* Start Entries *
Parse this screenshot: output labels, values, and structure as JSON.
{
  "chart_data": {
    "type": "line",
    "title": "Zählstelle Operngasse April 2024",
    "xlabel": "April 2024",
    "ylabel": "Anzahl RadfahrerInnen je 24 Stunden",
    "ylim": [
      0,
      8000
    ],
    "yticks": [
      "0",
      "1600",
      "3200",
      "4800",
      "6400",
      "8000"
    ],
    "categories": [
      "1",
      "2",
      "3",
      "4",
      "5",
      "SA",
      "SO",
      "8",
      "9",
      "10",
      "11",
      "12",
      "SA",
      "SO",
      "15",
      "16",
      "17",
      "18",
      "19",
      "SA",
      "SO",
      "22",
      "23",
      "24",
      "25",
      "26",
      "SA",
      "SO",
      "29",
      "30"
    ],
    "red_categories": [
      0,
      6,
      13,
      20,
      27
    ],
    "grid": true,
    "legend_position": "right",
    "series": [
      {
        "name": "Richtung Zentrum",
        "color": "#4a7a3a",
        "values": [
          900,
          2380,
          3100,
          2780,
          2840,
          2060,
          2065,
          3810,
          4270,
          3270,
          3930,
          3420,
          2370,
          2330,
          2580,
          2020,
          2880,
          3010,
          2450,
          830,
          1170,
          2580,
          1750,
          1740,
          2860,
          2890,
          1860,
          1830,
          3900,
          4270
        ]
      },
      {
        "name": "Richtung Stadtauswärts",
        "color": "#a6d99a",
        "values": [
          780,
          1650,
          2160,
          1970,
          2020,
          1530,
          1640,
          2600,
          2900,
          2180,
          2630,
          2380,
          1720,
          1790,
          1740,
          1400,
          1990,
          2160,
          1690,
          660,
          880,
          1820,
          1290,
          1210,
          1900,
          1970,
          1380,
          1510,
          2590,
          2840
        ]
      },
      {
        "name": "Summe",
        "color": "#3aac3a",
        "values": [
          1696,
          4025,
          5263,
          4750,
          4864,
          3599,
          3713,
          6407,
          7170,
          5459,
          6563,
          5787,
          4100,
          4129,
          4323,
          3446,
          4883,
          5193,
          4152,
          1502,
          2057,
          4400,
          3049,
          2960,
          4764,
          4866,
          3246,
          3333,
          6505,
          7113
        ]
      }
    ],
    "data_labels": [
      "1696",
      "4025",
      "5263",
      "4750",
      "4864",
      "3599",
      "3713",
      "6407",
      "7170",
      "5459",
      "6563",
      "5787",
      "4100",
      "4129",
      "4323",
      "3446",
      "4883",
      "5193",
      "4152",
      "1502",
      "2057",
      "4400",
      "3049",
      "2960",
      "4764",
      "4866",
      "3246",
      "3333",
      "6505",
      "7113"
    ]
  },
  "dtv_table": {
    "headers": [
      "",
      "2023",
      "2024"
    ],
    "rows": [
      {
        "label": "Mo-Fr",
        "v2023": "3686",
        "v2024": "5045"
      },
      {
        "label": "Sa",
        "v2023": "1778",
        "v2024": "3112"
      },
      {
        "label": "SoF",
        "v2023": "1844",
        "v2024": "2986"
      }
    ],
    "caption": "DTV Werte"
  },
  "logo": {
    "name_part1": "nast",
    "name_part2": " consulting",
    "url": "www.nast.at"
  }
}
* End Entries *
* Start Entries *
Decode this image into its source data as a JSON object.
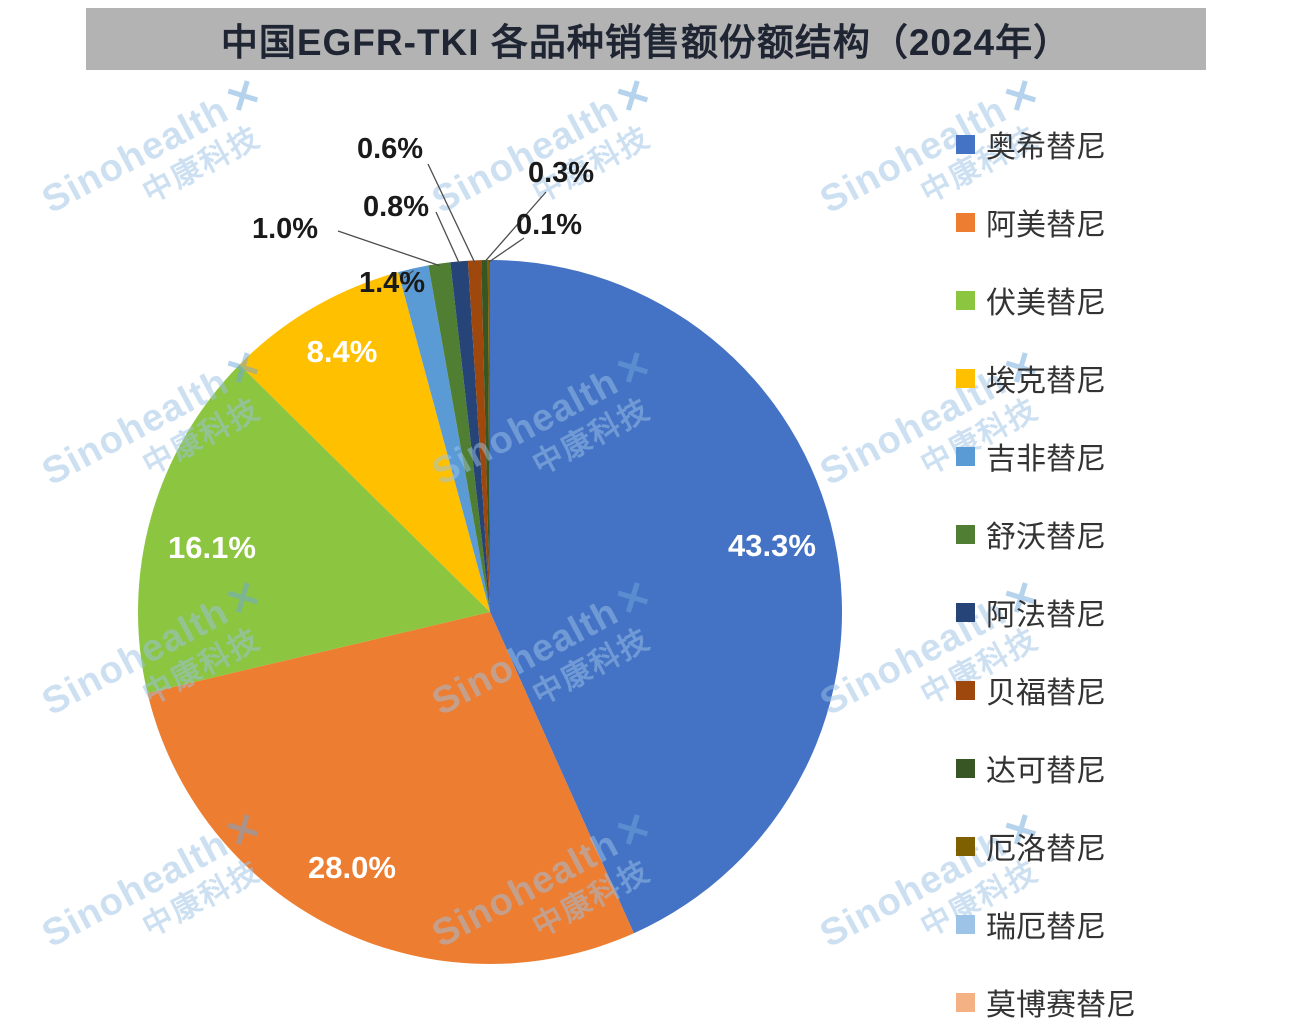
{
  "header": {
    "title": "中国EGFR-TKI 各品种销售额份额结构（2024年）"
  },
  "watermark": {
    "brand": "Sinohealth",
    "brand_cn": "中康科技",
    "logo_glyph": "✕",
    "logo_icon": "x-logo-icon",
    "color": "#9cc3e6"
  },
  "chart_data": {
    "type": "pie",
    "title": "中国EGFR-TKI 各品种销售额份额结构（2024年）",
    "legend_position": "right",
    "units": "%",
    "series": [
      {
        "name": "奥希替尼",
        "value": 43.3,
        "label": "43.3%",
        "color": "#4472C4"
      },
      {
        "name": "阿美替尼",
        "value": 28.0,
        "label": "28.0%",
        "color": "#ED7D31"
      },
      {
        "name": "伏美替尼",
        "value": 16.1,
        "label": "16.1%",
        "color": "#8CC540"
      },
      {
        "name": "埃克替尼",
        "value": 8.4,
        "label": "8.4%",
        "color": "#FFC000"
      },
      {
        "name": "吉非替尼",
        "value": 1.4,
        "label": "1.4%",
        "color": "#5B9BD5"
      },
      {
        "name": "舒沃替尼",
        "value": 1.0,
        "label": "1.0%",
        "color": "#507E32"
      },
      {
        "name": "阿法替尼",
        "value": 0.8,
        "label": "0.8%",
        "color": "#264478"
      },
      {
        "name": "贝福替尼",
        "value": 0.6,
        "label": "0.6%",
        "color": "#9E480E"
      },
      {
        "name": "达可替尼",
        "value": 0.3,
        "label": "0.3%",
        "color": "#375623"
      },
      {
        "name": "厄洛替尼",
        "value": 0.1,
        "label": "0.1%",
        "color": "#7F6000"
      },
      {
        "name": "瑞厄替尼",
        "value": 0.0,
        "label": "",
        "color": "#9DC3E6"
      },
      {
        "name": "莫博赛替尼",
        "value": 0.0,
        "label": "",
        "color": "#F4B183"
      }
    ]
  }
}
* End Entries *
• [What is required]
Select all lines with the word "JSON" from the entries above.

• [The solution]
Parse this screenshot: output labels, values, and structure as JSON.
Decode this image into its source data as a JSON object.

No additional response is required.